WHAT THE TASK REQUIRES ->
Extract every line of the material below verbatim, without omitting or altering anything.

GIVEN INFORMATION ->
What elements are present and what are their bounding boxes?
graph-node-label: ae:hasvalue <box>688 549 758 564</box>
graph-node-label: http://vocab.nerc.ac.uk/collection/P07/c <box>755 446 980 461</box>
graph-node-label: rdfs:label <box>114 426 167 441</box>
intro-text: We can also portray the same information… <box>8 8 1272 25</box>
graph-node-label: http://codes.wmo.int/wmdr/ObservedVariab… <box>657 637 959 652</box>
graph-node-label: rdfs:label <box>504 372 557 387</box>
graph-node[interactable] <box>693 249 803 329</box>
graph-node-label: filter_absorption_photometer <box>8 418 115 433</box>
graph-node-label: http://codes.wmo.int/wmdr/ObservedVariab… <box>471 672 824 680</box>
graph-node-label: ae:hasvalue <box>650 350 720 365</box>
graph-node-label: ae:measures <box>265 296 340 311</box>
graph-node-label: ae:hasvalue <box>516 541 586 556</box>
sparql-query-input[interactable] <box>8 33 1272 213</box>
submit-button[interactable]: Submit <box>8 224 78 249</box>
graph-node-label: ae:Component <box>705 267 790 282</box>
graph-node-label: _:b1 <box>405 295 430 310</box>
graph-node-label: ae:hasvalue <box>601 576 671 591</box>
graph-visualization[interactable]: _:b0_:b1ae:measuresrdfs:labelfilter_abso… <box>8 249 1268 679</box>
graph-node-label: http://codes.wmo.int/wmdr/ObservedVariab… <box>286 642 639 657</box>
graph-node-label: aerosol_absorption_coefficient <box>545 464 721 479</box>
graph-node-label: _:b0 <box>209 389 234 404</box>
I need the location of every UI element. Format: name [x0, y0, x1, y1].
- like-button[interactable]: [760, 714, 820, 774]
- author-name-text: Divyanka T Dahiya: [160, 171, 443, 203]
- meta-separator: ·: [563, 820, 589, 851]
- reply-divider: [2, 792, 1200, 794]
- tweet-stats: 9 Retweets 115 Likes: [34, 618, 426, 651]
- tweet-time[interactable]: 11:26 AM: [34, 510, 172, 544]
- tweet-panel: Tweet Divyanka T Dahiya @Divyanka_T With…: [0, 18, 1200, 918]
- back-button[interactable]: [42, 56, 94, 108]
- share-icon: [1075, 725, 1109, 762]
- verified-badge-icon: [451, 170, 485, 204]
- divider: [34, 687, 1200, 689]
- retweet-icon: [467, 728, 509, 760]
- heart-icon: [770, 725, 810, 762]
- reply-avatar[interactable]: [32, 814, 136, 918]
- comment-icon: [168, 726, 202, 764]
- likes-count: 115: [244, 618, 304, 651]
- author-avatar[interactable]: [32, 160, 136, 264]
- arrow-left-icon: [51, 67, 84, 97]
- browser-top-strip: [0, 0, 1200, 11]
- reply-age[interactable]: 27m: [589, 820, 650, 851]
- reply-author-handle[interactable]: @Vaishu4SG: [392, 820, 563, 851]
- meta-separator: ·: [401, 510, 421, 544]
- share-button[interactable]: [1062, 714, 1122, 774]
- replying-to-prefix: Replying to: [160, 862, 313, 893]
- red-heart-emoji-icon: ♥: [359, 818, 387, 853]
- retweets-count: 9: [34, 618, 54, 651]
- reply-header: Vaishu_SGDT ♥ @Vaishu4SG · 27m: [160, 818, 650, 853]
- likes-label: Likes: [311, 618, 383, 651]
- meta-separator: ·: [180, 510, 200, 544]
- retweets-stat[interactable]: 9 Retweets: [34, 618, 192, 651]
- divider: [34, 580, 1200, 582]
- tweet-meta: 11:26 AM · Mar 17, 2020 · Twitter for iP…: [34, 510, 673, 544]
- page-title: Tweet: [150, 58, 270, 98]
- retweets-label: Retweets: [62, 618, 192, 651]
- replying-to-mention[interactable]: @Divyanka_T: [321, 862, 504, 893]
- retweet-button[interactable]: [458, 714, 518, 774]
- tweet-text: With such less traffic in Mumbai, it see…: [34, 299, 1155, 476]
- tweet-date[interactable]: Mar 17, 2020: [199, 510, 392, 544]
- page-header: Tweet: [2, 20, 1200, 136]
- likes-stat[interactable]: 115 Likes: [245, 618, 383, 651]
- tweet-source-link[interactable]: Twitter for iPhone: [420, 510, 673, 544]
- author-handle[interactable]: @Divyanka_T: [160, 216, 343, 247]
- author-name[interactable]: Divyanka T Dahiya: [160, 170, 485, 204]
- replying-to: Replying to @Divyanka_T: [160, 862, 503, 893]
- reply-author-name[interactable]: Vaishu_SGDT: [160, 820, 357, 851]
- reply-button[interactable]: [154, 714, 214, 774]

THE RESPONSE ->
What elements are present and what are their bounding boxes?
graph-node-label: ae:hasvalue <box>688 549 758 564</box>
graph-node-label: http://vocab.nerc.ac.uk/collection/P07/c <box>755 446 980 461</box>
graph-node-label: rdfs:label <box>114 426 167 441</box>
intro-text: We can also portray the same information… <box>8 8 1272 25</box>
graph-node-label: http://codes.wmo.int/wmdr/ObservedVariab… <box>657 637 959 652</box>
graph-node-label: rdfs:label <box>504 372 557 387</box>
graph-node[interactable] <box>693 249 803 329</box>
graph-node-label: filter_absorption_photometer <box>8 418 115 433</box>
graph-node-label: http://codes.wmo.int/wmdr/ObservedVariab… <box>471 672 824 680</box>
graph-node-label: ae:hasvalue <box>650 350 720 365</box>
graph-node-label: ae:measures <box>265 296 340 311</box>
graph-node-label: ae:hasvalue <box>516 541 586 556</box>
sparql-query-input[interactable] <box>8 33 1272 213</box>
submit-button[interactable]: Submit <box>8 224 78 249</box>
graph-node-label: ae:Component <box>705 267 790 282</box>
graph-node-label: _:b1 <box>405 295 430 310</box>
graph-node-label: ae:hasvalue <box>601 576 671 591</box>
graph-visualization[interactable]: _:b0_:b1ae:measuresrdfs:labelfilter_abso… <box>8 249 1268 679</box>
graph-node-label: http://codes.wmo.int/wmdr/ObservedVariab… <box>286 642 639 657</box>
graph-node-label: aerosol_absorption_coefficient <box>545 464 721 479</box>
graph-node-label: _:b0 <box>209 389 234 404</box>
I need the location of every UI element. Format: name [x0, y0, x1, y1].
- like-button[interactable]: [760, 714, 820, 774]
- author-name-text: Divyanka T Dahiya: [160, 171, 443, 203]
- meta-separator: ·: [563, 820, 589, 851]
- reply-divider: [2, 792, 1200, 794]
- tweet-stats: 9 Retweets 115 Likes: [34, 618, 426, 651]
- tweet-time[interactable]: 11:26 AM: [34, 510, 172, 544]
- tweet-panel: Tweet Divyanka T Dahiya @Divyanka_T With…: [0, 18, 1200, 918]
- back-button[interactable]: [42, 56, 94, 108]
- share-icon: [1075, 725, 1109, 762]
- verified-badge-icon: [451, 170, 485, 204]
- divider: [34, 687, 1200, 689]
- retweet-icon: [467, 728, 509, 760]
- heart-icon: [770, 725, 810, 762]
- reply-avatar[interactable]: [32, 814, 136, 918]
- comment-icon: [168, 726, 202, 764]
- likes-count: 115: [244, 618, 304, 651]
- author-avatar[interactable]: [32, 160, 136, 264]
- arrow-left-icon: [51, 67, 84, 97]
- browser-top-strip: [0, 0, 1200, 11]
- reply-age[interactable]: 27m: [589, 820, 650, 851]
- reply-author-handle[interactable]: @Vaishu4SG: [392, 820, 563, 851]
- meta-separator: ·: [401, 510, 421, 544]
- share-button[interactable]: [1062, 714, 1122, 774]
- replying-to-prefix: Replying to: [160, 862, 313, 893]
- red-heart-emoji-icon: ♥: [359, 818, 387, 853]
- retweets-count: 9: [34, 618, 54, 651]
- reply-header: Vaishu_SGDT ♥ @Vaishu4SG · 27m: [160, 818, 650, 853]
- likes-label: Likes: [311, 618, 383, 651]
- meta-separator: ·: [180, 510, 200, 544]
- retweets-stat[interactable]: 9 Retweets: [34, 618, 192, 651]
- divider: [34, 580, 1200, 582]
- tweet-meta: 11:26 AM · Mar 17, 2020 · Twitter for iP…: [34, 510, 673, 544]
- page-title: Tweet: [150, 58, 270, 98]
- retweets-label: Retweets: [62, 618, 192, 651]
- replying-to-mention[interactable]: @Divyanka_T: [321, 862, 504, 893]
- retweet-button[interactable]: [458, 714, 518, 774]
- tweet-text: With such less traffic in Mumbai, it see…: [34, 299, 1155, 476]
- tweet-date[interactable]: Mar 17, 2020: [199, 510, 392, 544]
- page-header: Tweet: [2, 20, 1200, 136]
- likes-stat[interactable]: 115 Likes: [245, 618, 383, 651]
- tweet-source-link[interactable]: Twitter for iPhone: [420, 510, 673, 544]
- author-handle[interactable]: @Divyanka_T: [160, 216, 343, 247]
- author-name[interactable]: Divyanka T Dahiya: [160, 170, 485, 204]
- replying-to: Replying to @Divyanka_T: [160, 862, 503, 893]
- reply-author-name[interactable]: Vaishu_SGDT: [160, 820, 357, 851]
- reply-button[interactable]: [154, 714, 214, 774]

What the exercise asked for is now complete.